### DIRECTIONS FOR THIS TASK
Tally the lines in the listing below that include "internaual". Answer with the count and nothing more.
================================
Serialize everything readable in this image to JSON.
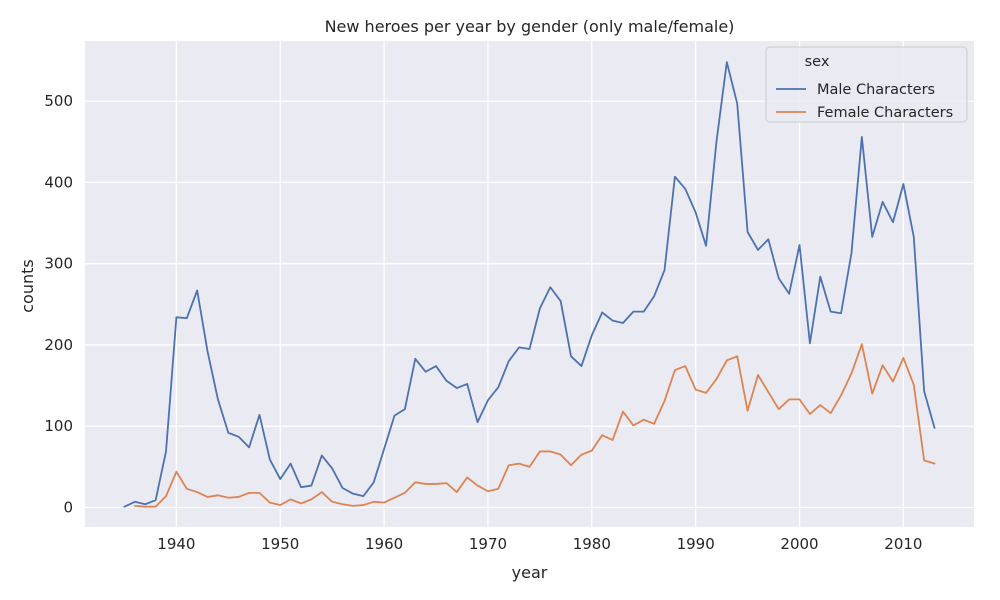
{
  "chart_data": {
    "type": "line",
    "title": "New heroes per year by gender (only male/female)",
    "xlabel": "year",
    "ylabel": "counts",
    "xlim": [
      1931.2,
      2016.8
    ],
    "ylim": [
      -24,
      574
    ],
    "xticks": [
      "1940",
      "1950",
      "1960",
      "1970",
      "1980",
      "1990",
      "2000",
      "2010"
    ],
    "yticks": [
      "0",
      "100",
      "200",
      "300",
      "400",
      "500"
    ],
    "grid": true,
    "legend": {
      "title": "sex",
      "placement": "top-right"
    },
    "series": [
      {
        "name": "Male Characters",
        "color": "#4c72b0",
        "points": [
          [
            1935,
            1
          ],
          [
            1936,
            7
          ],
          [
            1937,
            4
          ],
          [
            1938,
            9
          ],
          [
            1939,
            69
          ],
          [
            1940,
            234
          ],
          [
            1941,
            233
          ],
          [
            1942,
            267
          ],
          [
            1943,
            192
          ],
          [
            1944,
            133
          ],
          [
            1945,
            92
          ],
          [
            1946,
            87
          ],
          [
            1947,
            74
          ],
          [
            1948,
            114
          ],
          [
            1949,
            59
          ],
          [
            1950,
            35
          ],
          [
            1951,
            54
          ],
          [
            1952,
            25
          ],
          [
            1953,
            27
          ],
          [
            1954,
            64
          ],
          [
            1955,
            48
          ],
          [
            1956,
            24
          ],
          [
            1957,
            17
          ],
          [
            1958,
            14
          ],
          [
            1959,
            31
          ],
          [
            1960,
            72
          ],
          [
            1961,
            113
          ],
          [
            1962,
            121
          ],
          [
            1963,
            183
          ],
          [
            1964,
            167
          ],
          [
            1965,
            174
          ],
          [
            1966,
            156
          ],
          [
            1967,
            147
          ],
          [
            1968,
            152
          ],
          [
            1969,
            105
          ],
          [
            1970,
            132
          ],
          [
            1971,
            148
          ],
          [
            1972,
            180
          ],
          [
            1973,
            197
          ],
          [
            1974,
            195
          ],
          [
            1975,
            245
          ],
          [
            1976,
            271
          ],
          [
            1977,
            254
          ],
          [
            1978,
            186
          ],
          [
            1979,
            174
          ],
          [
            1980,
            212
          ],
          [
            1981,
            240
          ],
          [
            1982,
            230
          ],
          [
            1983,
            227
          ],
          [
            1984,
            241
          ],
          [
            1985,
            241
          ],
          [
            1986,
            260
          ],
          [
            1987,
            292
          ],
          [
            1988,
            407
          ],
          [
            1989,
            392
          ],
          [
            1990,
            363
          ],
          [
            1991,
            322
          ],
          [
            1992,
            450
          ],
          [
            1993,
            548
          ],
          [
            1994,
            497
          ],
          [
            1995,
            339
          ],
          [
            1996,
            317
          ],
          [
            1997,
            330
          ],
          [
            1998,
            282
          ],
          [
            1999,
            263
          ],
          [
            2000,
            323
          ],
          [
            2001,
            202
          ],
          [
            2002,
            284
          ],
          [
            2003,
            241
          ],
          [
            2004,
            239
          ],
          [
            2005,
            313
          ],
          [
            2006,
            456
          ],
          [
            2007,
            333
          ],
          [
            2008,
            376
          ],
          [
            2009,
            351
          ],
          [
            2010,
            398
          ],
          [
            2011,
            333
          ],
          [
            2012,
            143
          ],
          [
            2013,
            98
          ]
        ]
      },
      {
        "name": "Female Characters",
        "color": "#dd8452",
        "points": [
          [
            1936,
            2
          ],
          [
            1937,
            1
          ],
          [
            1938,
            1
          ],
          [
            1939,
            14
          ],
          [
            1940,
            44
          ],
          [
            1941,
            23
          ],
          [
            1942,
            19
          ],
          [
            1943,
            13
          ],
          [
            1944,
            15
          ],
          [
            1945,
            12
          ],
          [
            1946,
            13
          ],
          [
            1947,
            18
          ],
          [
            1948,
            18
          ],
          [
            1949,
            6
          ],
          [
            1950,
            3
          ],
          [
            1951,
            10
          ],
          [
            1952,
            5
          ],
          [
            1953,
            10
          ],
          [
            1954,
            19
          ],
          [
            1955,
            7
          ],
          [
            1956,
            4
          ],
          [
            1957,
            2
          ],
          [
            1958,
            3
          ],
          [
            1959,
            7
          ],
          [
            1960,
            6
          ],
          [
            1961,
            12
          ],
          [
            1962,
            18
          ],
          [
            1963,
            31
          ],
          [
            1964,
            29
          ],
          [
            1965,
            29
          ],
          [
            1966,
            30
          ],
          [
            1967,
            19
          ],
          [
            1968,
            37
          ],
          [
            1969,
            27
          ],
          [
            1970,
            20
          ],
          [
            1971,
            23
          ],
          [
            1972,
            52
          ],
          [
            1973,
            54
          ],
          [
            1974,
            50
          ],
          [
            1975,
            69
          ],
          [
            1976,
            69
          ],
          [
            1977,
            65
          ],
          [
            1978,
            52
          ],
          [
            1979,
            65
          ],
          [
            1980,
            70
          ],
          [
            1981,
            89
          ],
          [
            1982,
            83
          ],
          [
            1983,
            118
          ],
          [
            1984,
            101
          ],
          [
            1985,
            108
          ],
          [
            1986,
            103
          ],
          [
            1987,
            131
          ],
          [
            1988,
            169
          ],
          [
            1989,
            174
          ],
          [
            1990,
            145
          ],
          [
            1991,
            141
          ],
          [
            1992,
            158
          ],
          [
            1993,
            181
          ],
          [
            1994,
            186
          ],
          [
            1995,
            119
          ],
          [
            1996,
            163
          ],
          [
            1997,
            142
          ],
          [
            1998,
            121
          ],
          [
            1999,
            133
          ],
          [
            2000,
            133
          ],
          [
            2001,
            115
          ],
          [
            2002,
            126
          ],
          [
            2003,
            116
          ],
          [
            2004,
            138
          ],
          [
            2005,
            165
          ],
          [
            2006,
            201
          ],
          [
            2007,
            140
          ],
          [
            2008,
            175
          ],
          [
            2009,
            155
          ],
          [
            2010,
            184
          ],
          [
            2011,
            151
          ],
          [
            2012,
            58
          ],
          [
            2013,
            54
          ]
        ]
      }
    ]
  }
}
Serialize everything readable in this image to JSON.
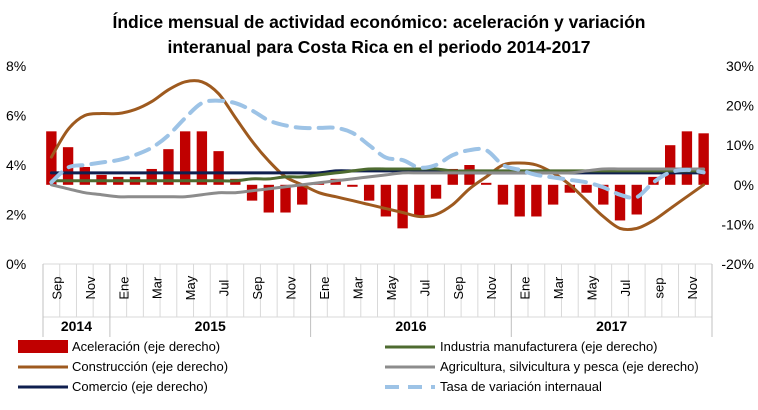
{
  "chart_data": {
    "type": "bar+line",
    "title_line1": "Índice mensual de actividad económico: aceleración y variación",
    "title_line2": "interanual para Costa Rica en el periodo 2014-2017",
    "y_left_ticks": [
      "8%",
      "6%",
      "4%",
      "2%",
      "0%"
    ],
    "y_left_range": [
      0,
      8
    ],
    "y_right_ticks": [
      "30%",
      "20%",
      "10%",
      "0%",
      "-10%",
      "-20%"
    ],
    "y_right_range": [
      -20,
      30
    ],
    "month_labels": [
      "Sep",
      "Nov",
      "Ene",
      "Mar",
      "May",
      "Jul",
      "Sep",
      "Nov",
      "Ene",
      "Mar",
      "May",
      "Jul",
      "Sep",
      "Nov",
      "Ene",
      "Mar",
      "May",
      "Jul",
      "sep",
      "Nov"
    ],
    "years": [
      {
        "label": "2014",
        "months": 4
      },
      {
        "label": "2015",
        "months": 12
      },
      {
        "label": "2016",
        "months": 12
      },
      {
        "label": "2017",
        "months": 12
      }
    ],
    "months_count": 40,
    "series": [
      {
        "name": "Aceleración (eje derecho)",
        "type": "bar",
        "axis": "right",
        "color": "#C00000",
        "values": [
          13.5,
          9.5,
          4.5,
          2.5,
          2,
          2,
          4,
          9,
          13.5,
          13.5,
          8.5,
          1.5,
          -4,
          -7,
          -7,
          -5,
          0.5,
          1.5,
          -0.5,
          -4,
          -8,
          -11,
          -8,
          -3.5,
          4,
          5,
          0.5,
          -5,
          -8,
          -8,
          -5,
          -2,
          -2,
          -5,
          -9,
          -7.5,
          2,
          10,
          13.5,
          13
        ]
      },
      {
        "name": "Construcción (eje derecho)",
        "type": "line",
        "axis": "right",
        "color": "#9E5A1F",
        "values": [
          7,
          14,
          17.5,
          18,
          18,
          19,
          21,
          24,
          26,
          26,
          23,
          17,
          11,
          6,
          2,
          0,
          -2,
          -3,
          -4,
          -5,
          -6,
          -7,
          -8,
          -7.5,
          -5,
          -1,
          2,
          5,
          5.5,
          5,
          3,
          0,
          -4,
          -8,
          -11,
          -11,
          -9,
          -6,
          -3,
          0
        ]
      },
      {
        "name": "Comercio (eje derecho)",
        "type": "line",
        "axis": "right",
        "color": "#0F1F4F",
        "values": [
          3,
          3,
          3,
          3,
          3,
          3,
          3,
          3,
          3,
          3,
          3,
          3,
          3,
          3,
          3,
          3,
          3,
          3.5,
          3.5,
          3.5,
          3.5,
          3.5,
          3.5,
          3.5,
          3,
          3,
          3,
          3,
          3,
          3,
          3,
          3,
          3,
          3,
          3,
          3,
          3,
          3,
          3,
          3
        ]
      },
      {
        "name": "Industria manufacturera (eje derecho)",
        "type": "line",
        "axis": "right",
        "color": "#4E6B30",
        "values": [
          1,
          1,
          1,
          1,
          1,
          1,
          1,
          1,
          1,
          1,
          1,
          1,
          1.5,
          1.5,
          2,
          2,
          2.5,
          3,
          3.5,
          4,
          4,
          4,
          4,
          4,
          3.5,
          3.5,
          3.5,
          3.5,
          3.5,
          3.5,
          3.5,
          3.5,
          3.5,
          3.5,
          3.5,
          3.5,
          3.5,
          3.5,
          3.5,
          3.5
        ]
      },
      {
        "name": "Agricultura, silvicultura y pesca (eje derecho)",
        "type": "line",
        "axis": "right",
        "color": "#8C8C8C",
        "values": [
          0,
          -1,
          -2,
          -2.5,
          -3,
          -3,
          -3,
          -3,
          -3,
          -2.5,
          -2,
          -2,
          -1.5,
          -1,
          -0.5,
          0,
          0.5,
          1,
          1.5,
          2,
          2.5,
          3,
          3,
          3,
          3,
          3,
          3,
          3,
          3,
          3,
          3,
          3,
          3.5,
          4,
          4,
          4,
          4,
          4,
          4,
          4
        ]
      },
      {
        "name": "Tasa de variación internaual",
        "type": "line",
        "axis": "left",
        "dashed": true,
        "color": "#9DC3E6",
        "values": [
          3.3,
          3.9,
          4.0,
          4.1,
          4.2,
          4.4,
          4.7,
          5.2,
          5.9,
          6.5,
          6.6,
          6.5,
          6.2,
          5.8,
          5.6,
          5.5,
          5.5,
          5.5,
          5.3,
          4.8,
          4.3,
          4.2,
          3.9,
          4.0,
          4.4,
          4.6,
          4.6,
          4.0,
          3.8,
          3.6,
          3.5,
          3.4,
          3.3,
          3.1,
          2.8,
          2.7,
          3.3,
          3.7,
          3.8,
          3.7
        ]
      }
    ],
    "legend": {
      "left": [
        "Aceleración (eje derecho)",
        "Construcción (eje derecho)",
        "Comercio (eje derecho)"
      ],
      "right": [
        "Industria manufacturera (eje derecho)",
        "Agricultura, silvicultura y pesca (eje derecho)",
        "Tasa de variación internaual"
      ]
    }
  }
}
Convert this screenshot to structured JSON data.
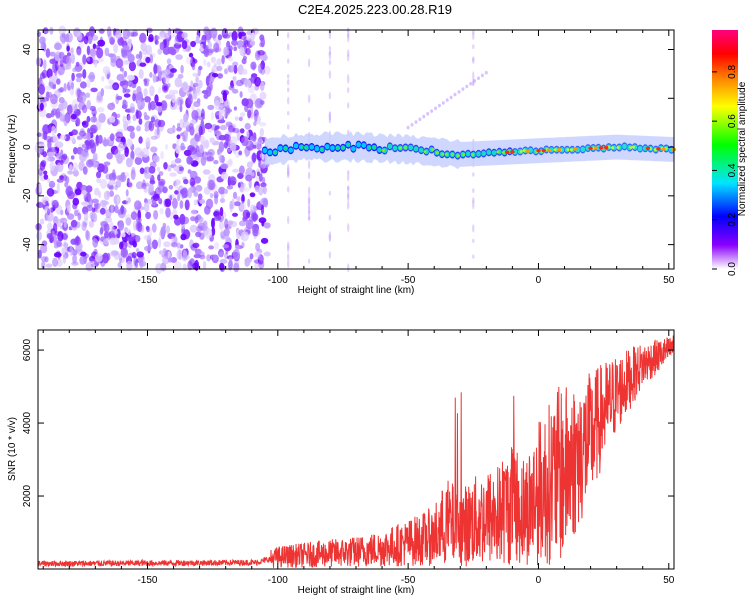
================================
### PROBLEM SOLUTION
2